SET EXERCISE — Collect each line of the entries that holds the string "than".

STORED RECORDS start

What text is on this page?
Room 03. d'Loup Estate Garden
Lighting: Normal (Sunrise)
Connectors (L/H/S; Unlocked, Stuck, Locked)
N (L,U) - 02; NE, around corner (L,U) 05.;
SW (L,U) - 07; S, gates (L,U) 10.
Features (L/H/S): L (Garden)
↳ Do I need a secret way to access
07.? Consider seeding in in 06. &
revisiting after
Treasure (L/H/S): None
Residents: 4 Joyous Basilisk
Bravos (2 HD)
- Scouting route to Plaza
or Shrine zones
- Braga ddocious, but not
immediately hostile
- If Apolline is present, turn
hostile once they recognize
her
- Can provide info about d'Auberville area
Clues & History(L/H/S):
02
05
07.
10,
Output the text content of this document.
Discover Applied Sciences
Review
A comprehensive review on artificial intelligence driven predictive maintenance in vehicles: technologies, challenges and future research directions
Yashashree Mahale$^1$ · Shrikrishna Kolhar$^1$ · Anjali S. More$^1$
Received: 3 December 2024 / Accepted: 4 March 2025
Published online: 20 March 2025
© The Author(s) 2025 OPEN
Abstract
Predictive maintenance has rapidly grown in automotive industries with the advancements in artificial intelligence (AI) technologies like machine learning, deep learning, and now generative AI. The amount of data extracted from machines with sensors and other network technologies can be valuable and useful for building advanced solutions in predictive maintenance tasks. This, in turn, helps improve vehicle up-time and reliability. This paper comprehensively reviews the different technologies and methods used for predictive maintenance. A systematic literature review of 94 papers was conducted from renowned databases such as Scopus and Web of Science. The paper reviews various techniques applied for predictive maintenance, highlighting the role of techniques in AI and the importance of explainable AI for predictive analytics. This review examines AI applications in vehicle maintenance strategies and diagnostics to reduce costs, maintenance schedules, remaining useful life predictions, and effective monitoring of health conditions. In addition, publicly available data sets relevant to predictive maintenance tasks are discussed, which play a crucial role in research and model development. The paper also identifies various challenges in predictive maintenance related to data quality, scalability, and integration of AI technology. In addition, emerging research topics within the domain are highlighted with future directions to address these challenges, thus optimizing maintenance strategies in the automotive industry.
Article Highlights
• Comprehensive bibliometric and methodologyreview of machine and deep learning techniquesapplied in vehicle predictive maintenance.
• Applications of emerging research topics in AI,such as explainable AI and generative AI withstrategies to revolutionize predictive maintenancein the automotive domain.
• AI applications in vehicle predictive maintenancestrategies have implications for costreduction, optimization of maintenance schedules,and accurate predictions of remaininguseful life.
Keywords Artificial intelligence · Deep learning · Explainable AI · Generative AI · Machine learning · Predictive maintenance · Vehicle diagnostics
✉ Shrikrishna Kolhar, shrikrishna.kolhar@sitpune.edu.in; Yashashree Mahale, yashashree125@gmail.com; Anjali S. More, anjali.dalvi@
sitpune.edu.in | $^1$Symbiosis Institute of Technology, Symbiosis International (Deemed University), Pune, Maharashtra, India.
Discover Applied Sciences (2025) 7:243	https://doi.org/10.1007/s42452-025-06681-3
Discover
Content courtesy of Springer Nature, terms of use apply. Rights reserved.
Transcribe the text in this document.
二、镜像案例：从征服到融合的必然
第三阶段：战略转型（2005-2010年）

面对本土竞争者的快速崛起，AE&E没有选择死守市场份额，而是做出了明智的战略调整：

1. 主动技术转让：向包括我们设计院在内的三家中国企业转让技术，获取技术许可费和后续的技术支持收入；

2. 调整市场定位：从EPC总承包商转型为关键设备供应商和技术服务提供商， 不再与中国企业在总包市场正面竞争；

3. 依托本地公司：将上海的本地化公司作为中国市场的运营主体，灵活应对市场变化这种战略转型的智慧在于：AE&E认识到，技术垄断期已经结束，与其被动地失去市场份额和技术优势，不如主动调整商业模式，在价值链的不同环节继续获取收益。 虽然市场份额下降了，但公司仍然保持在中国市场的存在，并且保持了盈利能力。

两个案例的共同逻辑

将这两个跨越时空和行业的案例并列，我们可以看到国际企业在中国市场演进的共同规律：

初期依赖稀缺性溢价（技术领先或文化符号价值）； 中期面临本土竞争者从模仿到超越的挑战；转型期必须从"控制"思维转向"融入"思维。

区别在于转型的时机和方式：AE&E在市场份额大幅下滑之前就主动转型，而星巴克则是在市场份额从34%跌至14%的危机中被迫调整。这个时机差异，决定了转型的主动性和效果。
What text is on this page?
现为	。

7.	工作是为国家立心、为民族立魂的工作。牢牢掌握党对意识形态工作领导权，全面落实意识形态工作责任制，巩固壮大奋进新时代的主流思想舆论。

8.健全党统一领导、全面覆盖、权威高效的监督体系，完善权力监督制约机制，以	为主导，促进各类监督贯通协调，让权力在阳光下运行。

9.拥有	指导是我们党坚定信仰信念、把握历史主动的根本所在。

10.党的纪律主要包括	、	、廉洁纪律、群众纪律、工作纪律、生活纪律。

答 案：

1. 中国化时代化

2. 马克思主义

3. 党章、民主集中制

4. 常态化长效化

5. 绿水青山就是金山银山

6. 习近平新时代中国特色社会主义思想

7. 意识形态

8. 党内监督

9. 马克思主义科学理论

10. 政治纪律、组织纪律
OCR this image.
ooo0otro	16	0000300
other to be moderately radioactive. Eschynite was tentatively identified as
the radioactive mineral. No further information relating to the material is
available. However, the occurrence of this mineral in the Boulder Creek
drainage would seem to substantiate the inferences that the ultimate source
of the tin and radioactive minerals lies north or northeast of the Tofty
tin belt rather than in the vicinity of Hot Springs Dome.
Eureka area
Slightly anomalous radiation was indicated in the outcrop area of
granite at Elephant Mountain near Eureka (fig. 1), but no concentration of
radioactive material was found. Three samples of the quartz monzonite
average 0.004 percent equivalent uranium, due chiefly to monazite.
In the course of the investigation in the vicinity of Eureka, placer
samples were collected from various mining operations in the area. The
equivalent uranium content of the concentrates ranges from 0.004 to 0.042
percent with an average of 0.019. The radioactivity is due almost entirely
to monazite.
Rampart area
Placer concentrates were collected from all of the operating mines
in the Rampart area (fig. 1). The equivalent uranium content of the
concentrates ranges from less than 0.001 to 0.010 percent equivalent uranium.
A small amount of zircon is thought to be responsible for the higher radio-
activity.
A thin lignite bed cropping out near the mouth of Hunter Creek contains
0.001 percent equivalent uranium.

STORED RECORDS end

WRITTEN ANSWER —
tin belt rather than in the vicinity of Hot Springs Dome.
concentrates ranges from less than 0.001 to 0.010 percent equivalent uranium.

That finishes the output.